------ The input ------
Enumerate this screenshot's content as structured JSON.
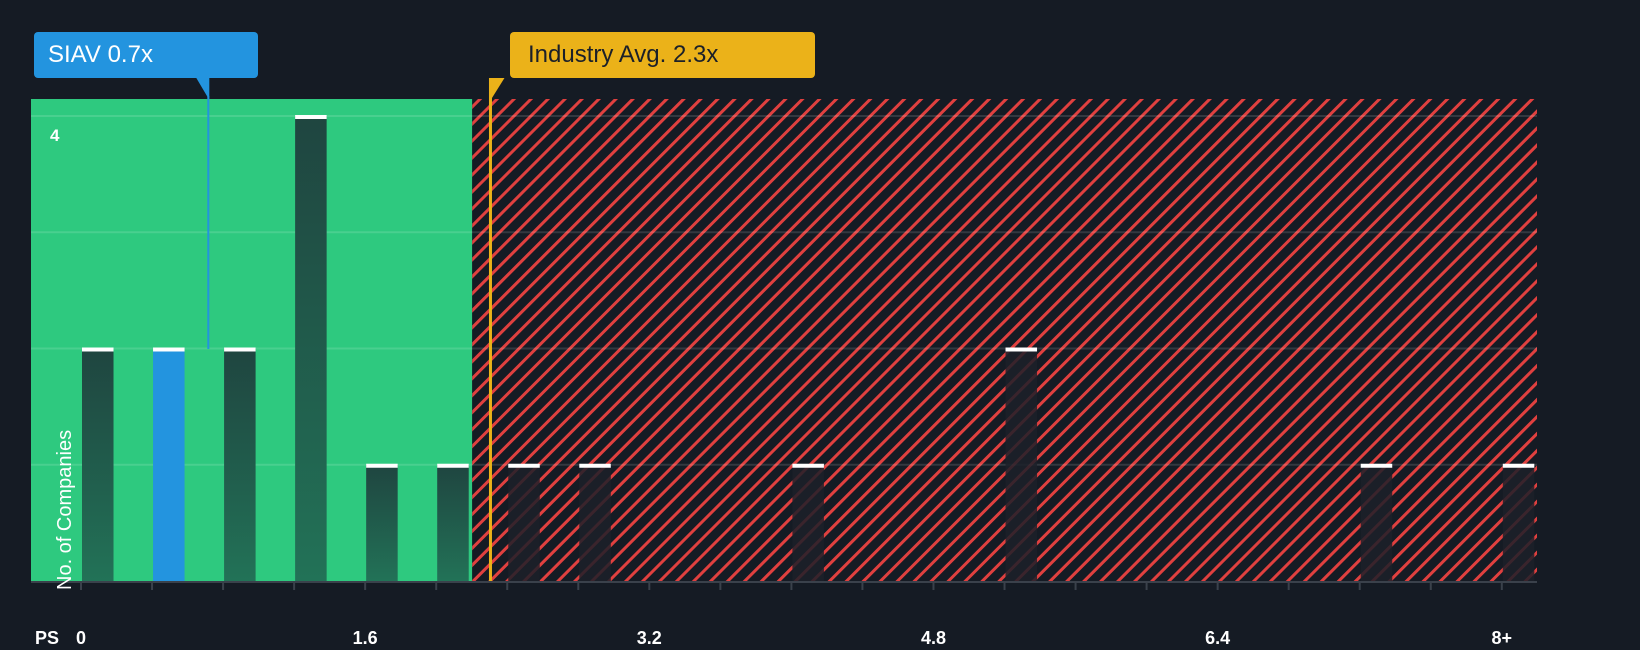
{
  "callouts": {
    "company": {
      "label": "SIAV 0.7x",
      "value": 0.7,
      "color": "#2394df"
    },
    "industry": {
      "label": "Industry Avg. 2.3x",
      "value": 2.3,
      "color": "#ebb219"
    }
  },
  "axis": {
    "y_label": "No. of Companies",
    "y_tick_label": "4",
    "x_name": "PS",
    "x_ticks": [
      {
        "label": "0",
        "value": 0
      },
      {
        "label": "1.6",
        "value": 1.6
      },
      {
        "label": "3.2",
        "value": 3.2
      },
      {
        "label": "4.8",
        "value": 4.8
      },
      {
        "label": "6.4",
        "value": 6.4
      },
      {
        "label": "8+",
        "value": 8.0
      }
    ]
  },
  "colors": {
    "background": "#151b24",
    "undervalued_zone": "#2ec97f",
    "overvalued_hatch": "#e0403f",
    "bar_green_zone": "#1f4a3e",
    "bar_red_zone": "#1c2029",
    "highlight_bar": "#2394df",
    "bar_cap": "#ffffff"
  },
  "chart_data": {
    "type": "bar",
    "title": "Price to Sales Ratio vs Industry",
    "xlabel": "PS",
    "ylabel": "No. of Companies",
    "ylim": [
      0,
      4
    ],
    "xlim": [
      -0.3,
      8.2
    ],
    "bin_width": 0.2,
    "grid": true,
    "categories": [
      "0.0-0.2",
      "0.4-0.6",
      "0.8-1.0",
      "1.2-1.4",
      "1.6-1.8",
      "2.0-2.2",
      "2.4-2.6",
      "2.8-3.0",
      "4.0-4.2",
      "5.2-5.4",
      "7.2-7.4",
      "8+"
    ],
    "bins": [
      {
        "start": 0.0,
        "count": 2,
        "highlight": false
      },
      {
        "start": 0.4,
        "count": 2,
        "highlight": true
      },
      {
        "start": 0.8,
        "count": 2,
        "highlight": false
      },
      {
        "start": 1.2,
        "count": 4,
        "highlight": false
      },
      {
        "start": 1.6,
        "count": 1,
        "highlight": false
      },
      {
        "start": 2.0,
        "count": 1,
        "highlight": false
      },
      {
        "start": 2.4,
        "count": 1,
        "highlight": false
      },
      {
        "start": 2.8,
        "count": 1,
        "highlight": false
      },
      {
        "start": 4.0,
        "count": 1,
        "highlight": false
      },
      {
        "start": 5.2,
        "count": 2,
        "highlight": false
      },
      {
        "start": 7.2,
        "count": 1,
        "highlight": false
      },
      {
        "start": 8.0,
        "count": 1,
        "highlight": false
      }
    ],
    "values": [
      2,
      2,
      2,
      4,
      1,
      1,
      1,
      1,
      1,
      2,
      1,
      1
    ],
    "markers": [
      {
        "name": "SIAV",
        "value": 0.7
      },
      {
        "name": "Industry Avg.",
        "value": 2.3
      }
    ],
    "zones": {
      "green_until": 2.2
    }
  }
}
------
**Work to be completed:** Return each line in the records that holds the string "Companies".

**Written answer:**
    "y_label": "No. of Companies",
    "ylabel": "No. of Companies",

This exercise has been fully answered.